[BEGIN]

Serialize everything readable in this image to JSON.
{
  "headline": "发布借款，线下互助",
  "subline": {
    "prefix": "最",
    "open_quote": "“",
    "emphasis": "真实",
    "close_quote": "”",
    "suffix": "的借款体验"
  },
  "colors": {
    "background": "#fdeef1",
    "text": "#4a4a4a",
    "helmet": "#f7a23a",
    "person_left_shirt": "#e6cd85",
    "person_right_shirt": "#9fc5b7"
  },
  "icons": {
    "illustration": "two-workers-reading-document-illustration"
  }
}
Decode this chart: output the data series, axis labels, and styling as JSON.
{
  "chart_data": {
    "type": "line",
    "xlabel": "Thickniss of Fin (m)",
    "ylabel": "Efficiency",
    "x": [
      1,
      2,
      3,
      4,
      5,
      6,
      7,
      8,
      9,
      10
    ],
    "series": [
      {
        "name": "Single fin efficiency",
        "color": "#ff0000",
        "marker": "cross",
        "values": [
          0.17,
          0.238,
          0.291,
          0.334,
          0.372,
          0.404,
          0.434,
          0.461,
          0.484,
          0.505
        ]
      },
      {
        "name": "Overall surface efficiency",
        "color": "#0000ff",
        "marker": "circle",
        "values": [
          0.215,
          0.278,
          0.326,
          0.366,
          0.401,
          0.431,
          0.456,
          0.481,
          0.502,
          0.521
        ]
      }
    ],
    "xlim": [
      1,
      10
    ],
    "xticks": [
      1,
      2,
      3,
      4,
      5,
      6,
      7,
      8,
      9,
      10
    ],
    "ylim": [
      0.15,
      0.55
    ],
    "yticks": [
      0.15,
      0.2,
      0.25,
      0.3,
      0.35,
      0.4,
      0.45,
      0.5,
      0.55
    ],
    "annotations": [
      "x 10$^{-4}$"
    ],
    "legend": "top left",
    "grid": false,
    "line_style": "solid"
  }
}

[END]

What to work on ▸ Copy every line of the material in which the word "series" occurs.

Reply ▸
Decode this chart: output the data series, axis labels, and styling as JSON.
    "series": [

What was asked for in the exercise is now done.